▶ Istruzioni
Estrai il brano sull'incontro con Roberto Marcora e riportalo per intero, senza alcuna modifica.

▶ Brano estratto
⁂

Roberto Marcora mi riceve al prestigioso Tennis Club Milano “Alberto Bonacossa”. Qui lui si allena da un anno e mezzo ed è ormai diventato la sua “seconda casa”.
Ho pensato di intervistarlo dopo che al challenger di Guangzhou (Cina), disputatosi dal 9 al 15 Marzo scorso, ha raggiunto la finale. I punti ATP conquistati gli hanno permesso di raggiungere la 181ma posizione nel ranking mondiale e di diventare il settimo giocatore più forte d’Italia.
Altissimo (sfiora i due metri!), capelli ricci, rilassato. Dallo sguardo e dal modo di porsi si capisce subito che è un bravo ragazzo. Dopo le presentazioni, ci accomodiamo nel bar della elegante Club House, costruita nel 1923 su progetto commissionato all’architetto milanese Giovanni Muzio dal Conte Bonacossa. Pavimenti a mosaico, marmi ovunque, arredi d’epoca ed ampie vetrate dell’edificio in stile neo-classico fanno immediatamente percepire l’importanza del luogo.
Inizia una cordiale chiacchierata, durante la quale Roberto racconta che nell’inverno del 2009, a vent’anni, ha deciso seriamente di fare il tennista, in modo professionale, grazie anche all’appoggio di chi ha creduto in lui, come il suo sponsor italiano Lotto. Prima era solo una forte passione, ora invece la sua vita ruota intorno al tennis.

⁂

▶ Dati archiviati

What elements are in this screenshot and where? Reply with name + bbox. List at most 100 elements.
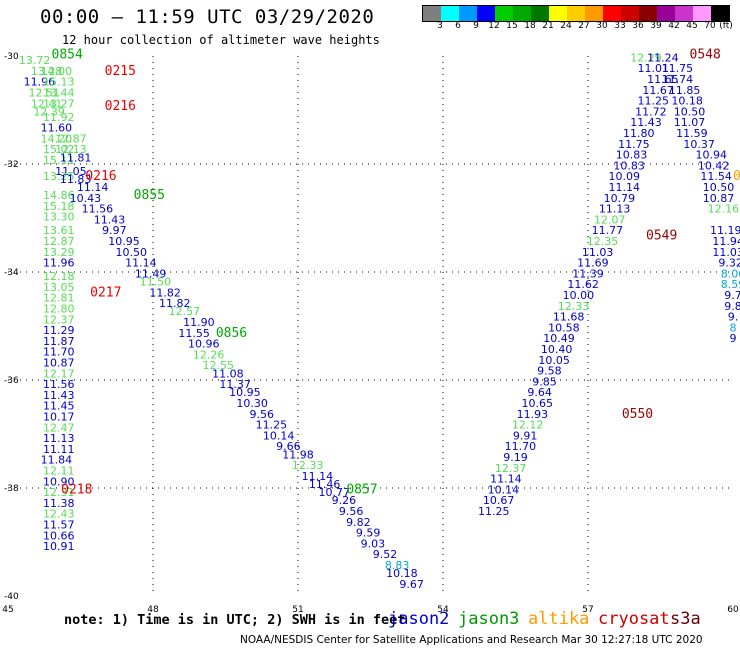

⁂

▶ Soluzione scritta
Roberto Marcora mi riceve al prestigioso Tennis Club Milano “Alberto Bonacossa”. Qui lui si allena da un anno e mezzo ed è ormai diventato la sua “seconda casa”.
Ho pensato di intervistarlo dopo che al challenger di Guangzhou (Cina), disputatosi dal 9 al 15 Marzo scorso, ha raggiunto la finale. I punti ATP conquistati gli hanno permesso di raggiungere la 181ma posizione nel ranking mondiale e di diventare il settimo giocatore più forte d’Italia.
Altissimo (sfiora i due metri!), capelli ricci, rilassato. Dallo sguardo e dal modo di porsi si capisce subito che è un bravo ragazzo. Dopo le presentazioni, ci accomodiamo nel bar della elegante Club House, costruita nel 1923 su progetto commissionato all’architetto milanese Giovanni Muzio dal Conte Bonacossa. Pavimenti a mosaico, marmi ovunque, arredi d’epoca ed ampie vetrate dell’edificio in stile neo-classico fanno immediatamente percepire l’importanza del luogo.
Inizia una cordiale chiacchierata, durante la quale Roberto racconta che nell’inverno del 2009, a vent’anni, ha deciso seriamente di fare il tennista, in modo professionale, grazie anche all’appoggio di chi ha creduto in lui, come il suo sponsor italiano Lotto. Prima era solo una forte passione, ora invece la sua vita ruota intorno al tennis.